*Required work*
Tally the lines of the listing that contain the string "their". Give the number and nothing else.

● ● ● ●

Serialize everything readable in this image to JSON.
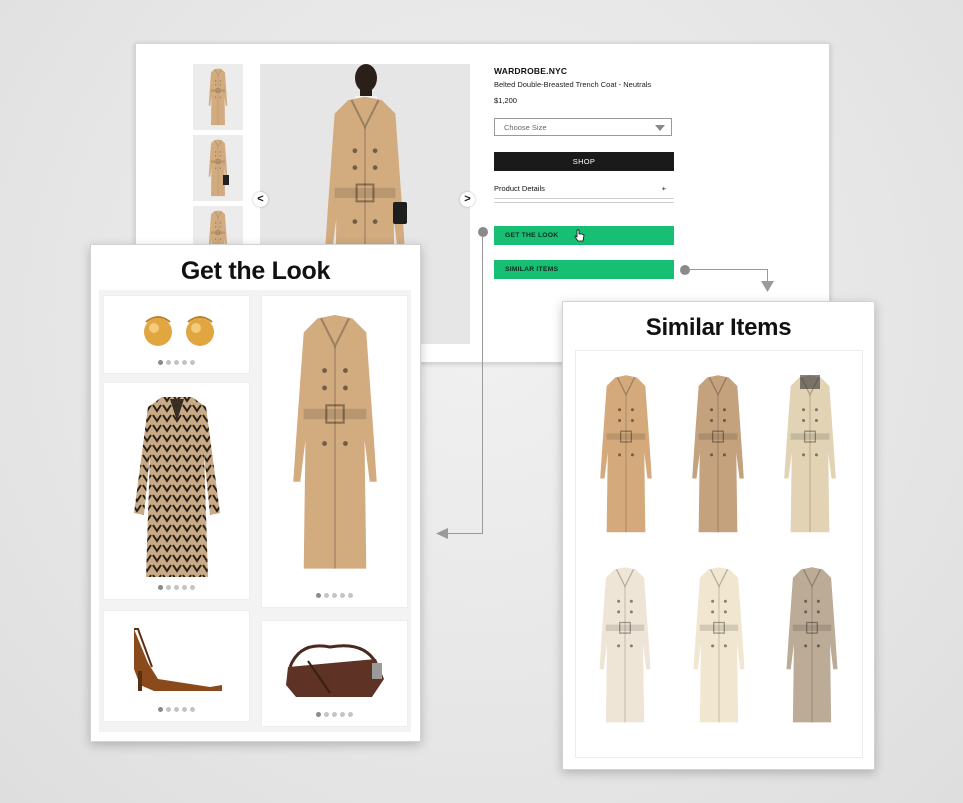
{
  "product": {
    "brand": "WARDROBE.NYC",
    "name": "Belted Double-Breasted Trench Coat - Neutrals",
    "price": "$1,200",
    "size_placeholder": "Choose Size",
    "shop_label": "SHOP",
    "details_label": "Product Details",
    "details_toggle": "+",
    "prev_arrow": "<",
    "next_arrow": ">"
  },
  "buttons": {
    "get_the_look": "GET THE LOOK",
    "similar_items": "SIMILAR ITEMS"
  },
  "get_the_look_card": {
    "title": "Get the Look",
    "items": [
      "gold-earrings",
      "printed-silk-dress",
      "trench-coat",
      "slingback-pump",
      "leather-shoulder-bag"
    ],
    "pager_count": 5,
    "pager_active": 0
  },
  "similar_items_card": {
    "title": "Similar Items",
    "items": [
      "camel-trench",
      "tan-belted-trench",
      "beige-trench-print-collar",
      "cream-trench",
      "ivory-trench",
      "mushroom-trench"
    ]
  },
  "colors": {
    "accent_green": "#16bf73",
    "shop_black": "#1a1a1a",
    "camel": "#d2ab7f"
  }
}
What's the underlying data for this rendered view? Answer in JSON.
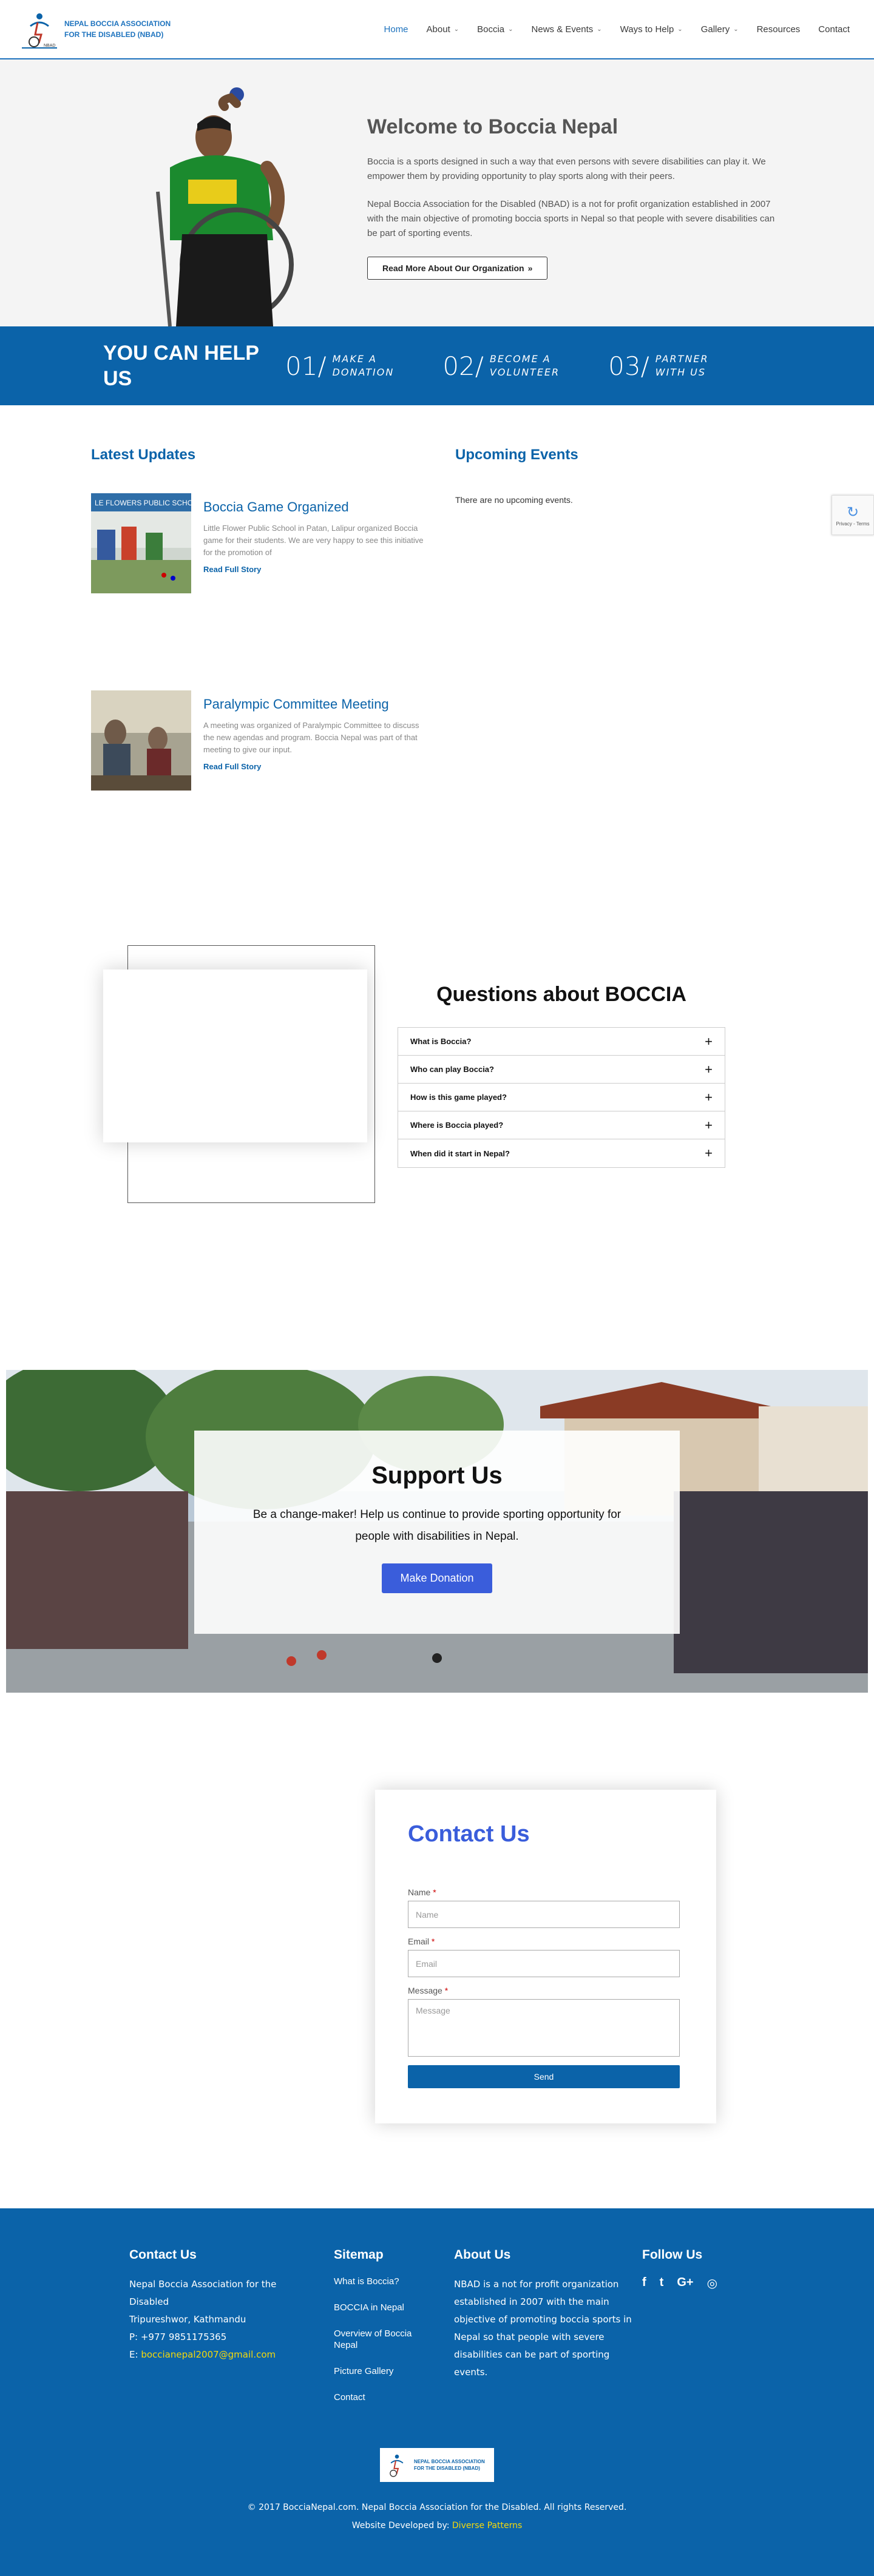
{
  "header": {
    "logo_line1": "Nepal Boccia Association",
    "logo_line2": "for the Disabled (NBAD)",
    "nav": [
      {
        "label": "Home",
        "active": true,
        "dropdown": false
      },
      {
        "label": "About",
        "active": false,
        "dropdown": true
      },
      {
        "label": "Boccia",
        "active": false,
        "dropdown": true
      },
      {
        "label": "News & Events",
        "active": false,
        "dropdown": true
      },
      {
        "label": "Ways to Help",
        "active": false,
        "dropdown": true
      },
      {
        "label": "Gallery",
        "active": false,
        "dropdown": true
      },
      {
        "label": "Resources",
        "active": false,
        "dropdown": false
      },
      {
        "label": "Contact",
        "active": false,
        "dropdown": false
      }
    ]
  },
  "hero": {
    "title": "Welcome to Boccia Nepal",
    "p1": "Boccia is a sports designed in such a way that even persons with severe disabilities can play it. We empower them by providing opportunity to play sports along with their peers.",
    "p2": "Nepal Boccia Association for the Disabled (NBAD) is a not for profit organization established in 2007 with the main objective of promoting boccia sports in Nepal so that people with severe disabilities can be part of sporting events.",
    "button": "Read More About Our Organization"
  },
  "help": {
    "title": "YOU CAN HELP US",
    "items": [
      {
        "num": "01/",
        "line1": "Make a",
        "line2": "Donation"
      },
      {
        "num": "02/",
        "line1": "Become a",
        "line2": "Volunteer"
      },
      {
        "num": "03/",
        "line1": "Partner",
        "line2": "with us"
      }
    ]
  },
  "updates": {
    "heading": "Latest Updates",
    "posts": [
      {
        "title": "Boccia Game Organized",
        "excerpt": "Little Flower Public School in Patan, Lalipur organized Boccia game for their students. We are very happy to see this initiative for the promotion of",
        "link": "Read Full Story",
        "img_text": "LE FLOWERS PUBLIC SCHOOL"
      },
      {
        "title": "Paralympic Committee Meeting",
        "excerpt": "A meeting was organized of Paralympic Committee to discuss the new agendas and program. Boccia Nepal was part of that meeting to give our input.",
        "link": "Read Full Story"
      }
    ]
  },
  "events": {
    "heading": "Upcoming Events",
    "empty": "There are no upcoming events.",
    "recaptcha": "Privacy - Terms"
  },
  "faq": {
    "title": "Questions about BOCCIA",
    "items": [
      "What is Boccia?",
      "Who can play Boccia?",
      "How is this game played?",
      "Where is Boccia played?",
      "When did it start in Nepal?"
    ]
  },
  "support": {
    "title": "Support Us",
    "text": "Be a change-maker! Help us continue to provide sporting opportunity for people with disabilities in Nepal.",
    "button": "Make Donation"
  },
  "contact": {
    "title": "Contact Us",
    "name_label": "Name",
    "name_placeholder": "Name",
    "email_label": "Email",
    "email_placeholder": "Email",
    "message_label": "Message",
    "message_placeholder": "Message",
    "required": "*",
    "send": "Send"
  },
  "footer": {
    "contact_heading": "Contact Us",
    "org": "Nepal Boccia Association for the Disabled",
    "address": "Tripureshwor, Kathmandu",
    "phone": "P: +977 9851175365",
    "email_prefix": "E: ",
    "email": "boccianepal2007@gmail.com",
    "sitemap_heading": "Sitemap",
    "sitemap": [
      "What is Boccia?",
      "BOCCIA in Nepal",
      "Overview of Boccia Nepal",
      "Picture Gallery",
      "Contact"
    ],
    "about_heading": "About Us",
    "about": "NBAD is a not for profit organization established in 2007 with the main objective of promoting boccia sports in Nepal so that people with severe disabilities can be part of sporting events.",
    "follow_heading": "Follow Us",
    "social": [
      {
        "name": "facebook-icon",
        "glyph": "f"
      },
      {
        "name": "twitter-icon",
        "glyph": "t"
      },
      {
        "name": "google-plus-icon",
        "glyph": "G+"
      },
      {
        "name": "instagram-icon",
        "glyph": "◎"
      }
    ],
    "copyright": "© 2017 BocciaNepal.com. Nepal Boccia Association for the Disabled. All rights Reserved.",
    "developed_prefix": "Website Developed by: ",
    "developer": "Diverse Patterns"
  },
  "colors": {
    "brand_blue": "#0b63a9",
    "accent_blue": "#3a5ddb",
    "link_yellow": "#f5d90a"
  }
}
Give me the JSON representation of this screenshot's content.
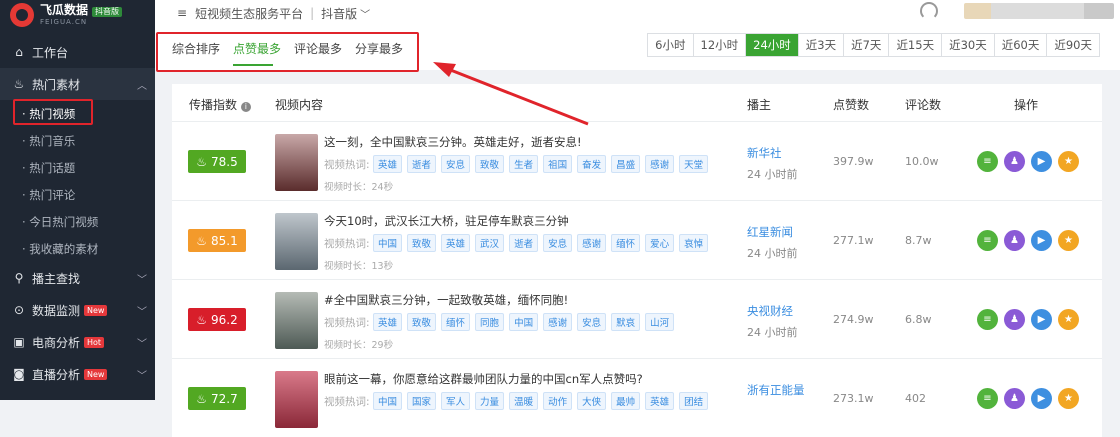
{
  "app": {
    "name": "飞瓜数据",
    "badge": "抖音版",
    "sub": "FEIGUA.CN"
  },
  "header": {
    "platform": "短视频生态服务平台",
    "edition": "抖音版"
  },
  "sidebar": {
    "items": [
      {
        "label": "工作台",
        "icon": "home-icon"
      },
      {
        "label": "热门素材",
        "icon": "fire-icon"
      },
      {
        "label": "播主查找",
        "icon": "search-icon"
      },
      {
        "label": "数据监测",
        "icon": "monitor-icon",
        "badge": "New"
      },
      {
        "label": "电商分析",
        "icon": "cart-icon",
        "badge": "Hot"
      },
      {
        "label": "直播分析",
        "icon": "live-icon",
        "badge": "New"
      }
    ],
    "subitems": [
      "· 热门视频",
      "· 热门音乐",
      "· 热门话题",
      "· 热门评论",
      "· 今日热门视频",
      "· 我收藏的素材"
    ]
  },
  "tabs": [
    "综合排序",
    "点赞最多",
    "评论最多",
    "分享最多"
  ],
  "time_filters": [
    "6小时",
    "12小时",
    "24小时",
    "近3天",
    "近7天",
    "近15天",
    "近30天",
    "近60天",
    "近90天"
  ],
  "table": {
    "headers": [
      "传播指数",
      "视频内容",
      "播主",
      "点赞数",
      "评论数",
      "操作"
    ],
    "hot_label": "视频热词:",
    "rows": [
      {
        "score": "78.5",
        "score_color": "#52a822",
        "title": "这一刻，全中国默哀三分钟。英雄走好，逝者安息!",
        "tags": [
          "英雄",
          "逝者",
          "安息",
          "致敬",
          "生者",
          "祖国",
          "奋发",
          "昌盛",
          "感谢",
          "天堂"
        ],
        "duration": "视频时长：24秒",
        "author": "新华社",
        "time": "24 小时前",
        "likes": "397.9w",
        "comments": "10.0w"
      },
      {
        "score": "85.1",
        "score_color": "#f39a2b",
        "title": "今天10时，武汉长江大桥，驻足停车默哀三分钟",
        "tags": [
          "中国",
          "致敬",
          "英雄",
          "武汉",
          "逝者",
          "安息",
          "感谢",
          "缅怀",
          "爱心",
          "哀悼"
        ],
        "duration": "视频时长：13秒",
        "author": "红星新闻",
        "time": "24 小时前",
        "likes": "277.1w",
        "comments": "8.7w"
      },
      {
        "score": "96.2",
        "score_color": "#d81e2a",
        "title": "#全中国默哀三分钟，一起致敬英雄，缅怀同胞!",
        "tags": [
          "英雄",
          "致敬",
          "缅怀",
          "同胞",
          "中国",
          "感谢",
          "安息",
          "默哀",
          "山河"
        ],
        "duration": "视频时长：29秒",
        "author": "央视财经",
        "time": "24 小时前",
        "likes": "274.9w",
        "comments": "6.8w"
      },
      {
        "score": "72.7",
        "score_color": "#52a822",
        "title": "眼前这一幕，你愿意给这群最帅团队力量的中国cn军人点赞吗?",
        "tags": [
          "中国",
          "国家",
          "军人",
          "力量",
          "温暖",
          "动作",
          "大侠",
          "最帅",
          "英雄",
          "团结"
        ],
        "duration": "",
        "author": "浙有正能量",
        "time": "",
        "likes": "273.1w",
        "comments": "402"
      }
    ]
  },
  "ops_icons": [
    "list-icon",
    "users-icon",
    "play-icon",
    "star-icon"
  ]
}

● ● ● ●

*Answer*
2